** Begin **

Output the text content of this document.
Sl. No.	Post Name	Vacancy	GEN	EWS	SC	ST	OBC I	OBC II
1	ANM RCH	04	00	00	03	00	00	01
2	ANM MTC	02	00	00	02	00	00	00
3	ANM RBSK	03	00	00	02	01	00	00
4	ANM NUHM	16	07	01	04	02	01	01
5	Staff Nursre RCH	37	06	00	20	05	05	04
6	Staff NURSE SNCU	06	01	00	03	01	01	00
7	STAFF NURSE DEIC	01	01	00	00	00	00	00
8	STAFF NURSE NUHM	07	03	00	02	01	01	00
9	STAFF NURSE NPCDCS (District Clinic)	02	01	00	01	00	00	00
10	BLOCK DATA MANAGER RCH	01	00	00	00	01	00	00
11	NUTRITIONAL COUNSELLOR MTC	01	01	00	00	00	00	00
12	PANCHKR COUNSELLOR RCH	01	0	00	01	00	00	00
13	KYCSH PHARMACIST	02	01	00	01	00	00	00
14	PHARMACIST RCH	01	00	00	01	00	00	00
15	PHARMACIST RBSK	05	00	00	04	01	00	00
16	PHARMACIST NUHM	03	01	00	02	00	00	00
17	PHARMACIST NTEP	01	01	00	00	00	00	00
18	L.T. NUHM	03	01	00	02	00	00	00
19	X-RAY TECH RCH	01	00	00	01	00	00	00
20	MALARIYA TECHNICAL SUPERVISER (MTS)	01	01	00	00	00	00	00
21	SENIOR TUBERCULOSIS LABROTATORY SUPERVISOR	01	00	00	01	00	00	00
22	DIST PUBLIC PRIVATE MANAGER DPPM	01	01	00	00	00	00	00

** End **

* _GIVEN PROBLEM_: Copy out every line of the data that includes the word "RBSK".

* _SOLUTION TO THIS TASK_:
3	ANM RBSK	03	00	00	02	01	00	00
15	PHARMACIST RBSK	05	00	00	04	01	00	00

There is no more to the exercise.